* [Extract to read]:
──────────

This intrinsic knowledge that we get is what leads us to change. If we don’t listen to it, we risk this sort of dissonance within ourselves. This dissonance between how we feel and what we’re doing. Sure, we can trick our minds out of it for a little while. We can convince ourselves that what we feel isn’t real, but what we’re doing is. But for how long?

There are some of us who are keen on change, some who are impulsive with it, and some who need to be dragged into it. What we tend to forget is that we’re the deciding factor. We get to choose how we go about this. Whether we listen to this quiet indication that’s pointing us to the correct path, or whether we ignore it and suffer the internal consequences until we inevitably end up where we were always meant to be.

I do believe in fate, but I also believe in free will. Both make sense because we choose how we get to the paths that were drawn out for us. We choose how to react, we choose how to speak, and we choose how to behave. What is meant for us makes space for us, but who we choose to be as we get there and who we choose to become once we have arrived is up to you and me.

──────────

* [Short task 1]: From the passage on change, list the three ways people can approach change.
* [Short task 2]: According to the passage on change, what does the writer believe in besides fate?
* [Short task 3]: Retype the passage on change between "This intrinsic knowledge that" and "for how long?", inclusive.
Work only from the passage on change above.

* [Collected material]:
──────────

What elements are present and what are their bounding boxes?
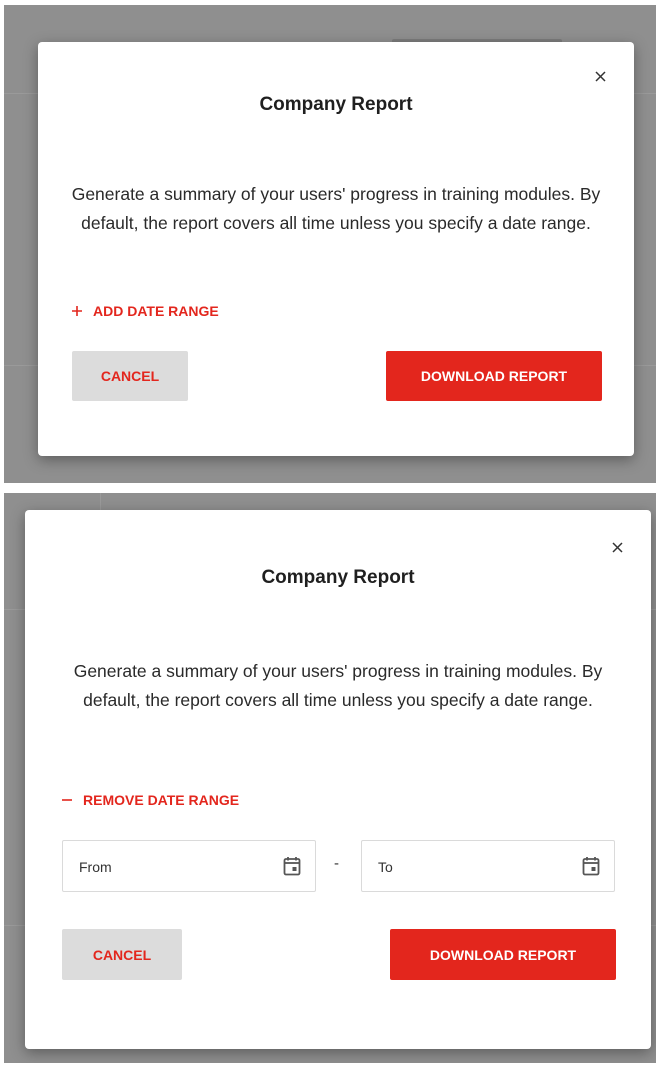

──────────

* [Final result 1]:
- Keen on change
- Impulsive with it
- Need to be dragged into it

* [Final result 2]: Free will.

* [Final result 3]:
This intrinsic knowledge that we get is what leads us to change. If we don’t listen to it, we risk this sort of dissonance within ourselves. This dissonance between how we feel and what we’re doing. Sure, we can trick our minds out of it for a little while. We can convince ourselves that what we feel isn’t real, but what we’re doing is. But for how long?